◆ Data to use:
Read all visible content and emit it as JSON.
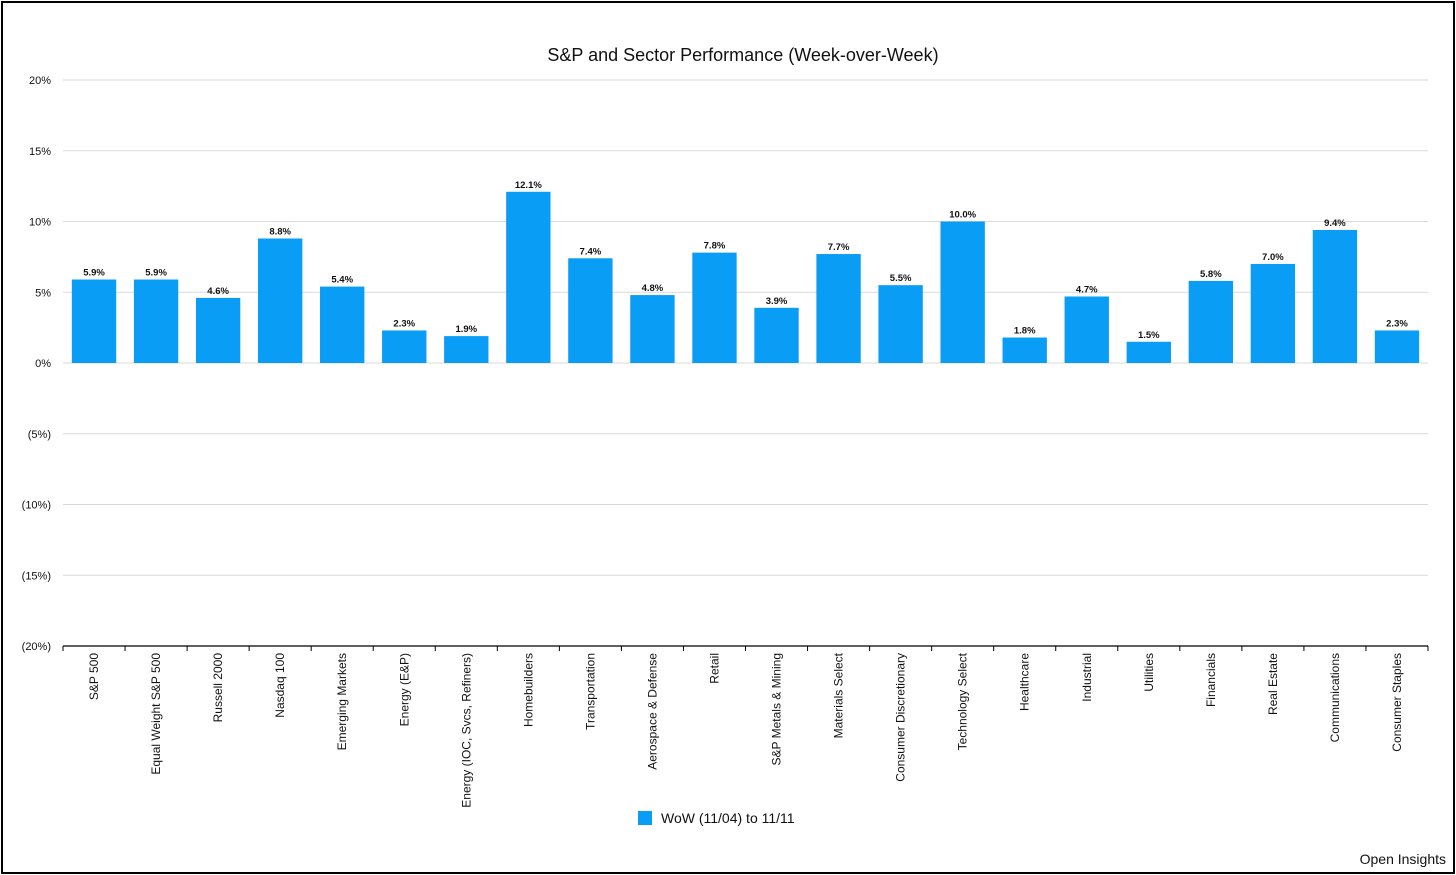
{
  "chart_data": {
    "type": "bar",
    "title": "S&P and Sector Performance (Week-over-Week)",
    "xlabel": "",
    "ylabel": "",
    "ylim": [
      -20,
      20
    ],
    "yticks": [
      20,
      15,
      10,
      5,
      0,
      -5,
      -10,
      -15,
      -20
    ],
    "ytick_labels": [
      "20%",
      "15%",
      "10%",
      "5%",
      "0%",
      "(5%)",
      "(10%)",
      "(15%)",
      "(20%)"
    ],
    "grid": true,
    "legend_position": "bottom",
    "categories": [
      "S&P 500",
      "Equal Weight S&P 500",
      "Russell 2000",
      "Nasdaq 100",
      "Emerging Markets",
      "Energy (E&P)",
      "Energy (IOC, Svcs, Refiners)",
      "Homebuilders",
      "Transportation",
      "Aerospace & Defense",
      "Retail",
      "S&P Metals & Mining",
      "Materials Select",
      "Consumer Discretionary",
      "Technology Select",
      "Healthcare",
      "Industrial",
      "Utilities",
      "Financials",
      "Real Estate",
      "Communications",
      "Consumer Staples"
    ],
    "series": [
      {
        "name": "WoW (11/04) to 11/11",
        "color": "#0a9df5",
        "values": [
          5.9,
          5.9,
          4.6,
          8.8,
          5.4,
          2.3,
          1.9,
          12.1,
          7.4,
          4.8,
          7.8,
          3.9,
          7.7,
          5.5,
          10.0,
          1.8,
          4.7,
          1.5,
          5.8,
          7.0,
          9.4,
          2.3
        ],
        "labels": [
          "5.9%",
          "5.9%",
          "4.6%",
          "8.8%",
          "5.4%",
          "2.3%",
          "1.9%",
          "12.1%",
          "7.4%",
          "4.8%",
          "7.8%",
          "3.9%",
          "7.7%",
          "5.5%",
          "10.0%",
          "1.8%",
          "4.7%",
          "1.5%",
          "5.8%",
          "7.0%",
          "9.4%",
          "2.3%"
        ]
      }
    ]
  },
  "footer": {
    "source": "Open Insights"
  }
}
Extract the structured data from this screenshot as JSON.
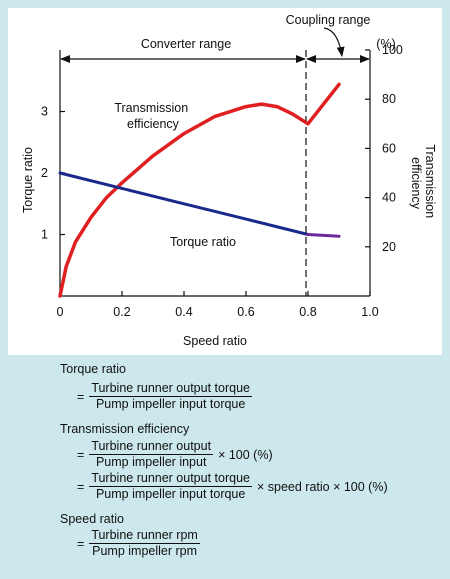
{
  "chart_data": {
    "type": "line",
    "xlabel": "Speed ratio",
    "ylabel_left": "Torque ratio",
    "ylabel_right": "Transmission efficiency",
    "right_unit": "(%)",
    "x_ticks": [
      "0",
      "0.2",
      "0.4",
      "0.6",
      "0.8",
      "1.0"
    ],
    "y_left_ticks": [
      "1",
      "2",
      "3"
    ],
    "y_right_ticks": [
      "20",
      "40",
      "60",
      "80",
      "100"
    ],
    "xlim": [
      0,
      1.0
    ],
    "ylim_left": [
      0,
      4
    ],
    "ylim_right": [
      0,
      100
    ],
    "range_labels": {
      "converter": "Converter range",
      "coupling": "Coupling range"
    },
    "series": [
      {
        "name": "Transmission efficiency",
        "axis": "right",
        "color": "#e02020",
        "x": [
          0,
          0.02,
          0.05,
          0.1,
          0.15,
          0.2,
          0.3,
          0.4,
          0.5,
          0.6,
          0.65,
          0.7,
          0.75,
          0.8,
          0.85,
          0.9
        ],
        "y": [
          0,
          12,
          22,
          32,
          40,
          46,
          57,
          66,
          73,
          77,
          78,
          77,
          74,
          70,
          78,
          86
        ]
      },
      {
        "name": "Torque ratio",
        "axis": "left",
        "color": "#1a2a8a",
        "x": [
          0,
          0.2,
          0.4,
          0.6,
          0.8
        ],
        "y": [
          2.0,
          1.75,
          1.5,
          1.25,
          1.0
        ]
      },
      {
        "name": "",
        "axis": "left",
        "color": "#6a2a9a",
        "x": [
          0.8,
          0.9
        ],
        "y": [
          1.0,
          0.97
        ]
      }
    ]
  },
  "formulas": {
    "torque_ratio": {
      "title": "Torque ratio",
      "num": "Turbine runner output torque",
      "den": "Pump impeller input torque"
    },
    "efficiency": {
      "title": "Transmission efficiency",
      "num1": "Turbine runner output",
      "den1": "Pump impeller input",
      "suffix1": "× 100 (%)",
      "num2": "Turbine runner output torque",
      "den2": "Pump impeller input torque",
      "suffix2": "× speed ratio × 100 (%)"
    },
    "speed_ratio": {
      "title": "Speed ratio",
      "num": "Turbine runner rpm",
      "den": "Pump impeller rpm"
    },
    "equals": "="
  }
}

◆ Your task: Replicate the material above verbatim; images stay out of the copy.

◆ Solved problem:
Read all visible content and emit it as JSON.
{
  "chart_data": {
    "type": "bar",
    "title": "S&P and Sector Performance (Week-over-Week)",
    "xlabel": "",
    "ylabel": "",
    "ylim": [
      -20,
      20
    ],
    "yticks": [
      20,
      15,
      10,
      5,
      0,
      -5,
      -10,
      -15,
      -20
    ],
    "ytick_labels": [
      "20%",
      "15%",
      "10%",
      "5%",
      "0%",
      "(5%)",
      "(10%)",
      "(15%)",
      "(20%)"
    ],
    "grid": true,
    "legend_position": "bottom",
    "categories": [
      "S&P 500",
      "Equal Weight S&P 500",
      "Russell 2000",
      "Nasdaq 100",
      "Emerging Markets",
      "Energy (E&P)",
      "Energy (IOC, Svcs, Refiners)",
      "Homebuilders",
      "Transportation",
      "Aerospace & Defense",
      "Retail",
      "S&P Metals & Mining",
      "Materials Select",
      "Consumer Discretionary",
      "Technology Select",
      "Healthcare",
      "Industrial",
      "Utilities",
      "Financials",
      "Real Estate",
      "Communications",
      "Consumer Staples"
    ],
    "series": [
      {
        "name": "WoW (11/04) to 11/11",
        "color": "#0a9df5",
        "values": [
          5.9,
          5.9,
          4.6,
          8.8,
          5.4,
          2.3,
          1.9,
          12.1,
          7.4,
          4.8,
          7.8,
          3.9,
          7.7,
          5.5,
          10.0,
          1.8,
          4.7,
          1.5,
          5.8,
          7.0,
          9.4,
          2.3
        ],
        "labels": [
          "5.9%",
          "5.9%",
          "4.6%",
          "8.8%",
          "5.4%",
          "2.3%",
          "1.9%",
          "12.1%",
          "7.4%",
          "4.8%",
          "7.8%",
          "3.9%",
          "7.7%",
          "5.5%",
          "10.0%",
          "1.8%",
          "4.7%",
          "1.5%",
          "5.8%",
          "7.0%",
          "9.4%",
          "2.3%"
        ]
      }
    ]
  },
  "footer": {
    "source": "Open Insights"
  }
}
Extract the structured data from this screenshot as JSON.
{
  "chart_data": {
    "type": "line",
    "xlabel": "Speed ratio",
    "ylabel_left": "Torque ratio",
    "ylabel_right": "Transmission efficiency",
    "right_unit": "(%)",
    "x_ticks": [
      "0",
      "0.2",
      "0.4",
      "0.6",
      "0.8",
      "1.0"
    ],
    "y_left_ticks": [
      "1",
      "2",
      "3"
    ],
    "y_right_ticks": [
      "20",
      "40",
      "60",
      "80",
      "100"
    ],
    "xlim": [
      0,
      1.0
    ],
    "ylim_left": [
      0,
      4
    ],
    "ylim_right": [
      0,
      100
    ],
    "range_labels": {
      "converter": "Converter range",
      "coupling": "Coupling range"
    },
    "series": [
      {
        "name": "Transmission efficiency",
        "axis": "right",
        "color": "#e02020",
        "x": [
          0,
          0.02,
          0.05,
          0.1,
          0.15,
          0.2,
          0.3,
          0.4,
          0.5,
          0.6,
          0.65,
          0.7,
          0.75,
          0.8,
          0.85,
          0.9
        ],
        "y": [
          0,
          12,
          22,
          32,
          40,
          46,
          57,
          66,
          73,
          77,
          78,
          77,
          74,
          70,
          78,
          86
        ]
      },
      {
        "name": "Torque ratio",
        "axis": "left",
        "color": "#1a2a8a",
        "x": [
          0,
          0.2,
          0.4,
          0.6,
          0.8
        ],
        "y": [
          2.0,
          1.75,
          1.5,
          1.25,
          1.0
        ]
      },
      {
        "name": "",
        "axis": "left",
        "color": "#6a2a9a",
        "x": [
          0.8,
          0.9
        ],
        "y": [
          1.0,
          0.97
        ]
      }
    ]
  },
  "formulas": {
    "torque_ratio": {
      "title": "Torque ratio",
      "num": "Turbine runner output torque",
      "den": "Pump impeller input torque"
    },
    "efficiency": {
      "title": "Transmission efficiency",
      "num1": "Turbine runner output",
      "den1": "Pump impeller input",
      "suffix1": "× 100 (%)",
      "num2": "Turbine runner output torque",
      "den2": "Pump impeller input torque",
      "suffix2": "× speed ratio × 100 (%)"
    },
    "speed_ratio": {
      "title": "Speed ratio",
      "num": "Turbine runner rpm",
      "den": "Pump impeller rpm"
    },
    "equals": "="
  }
}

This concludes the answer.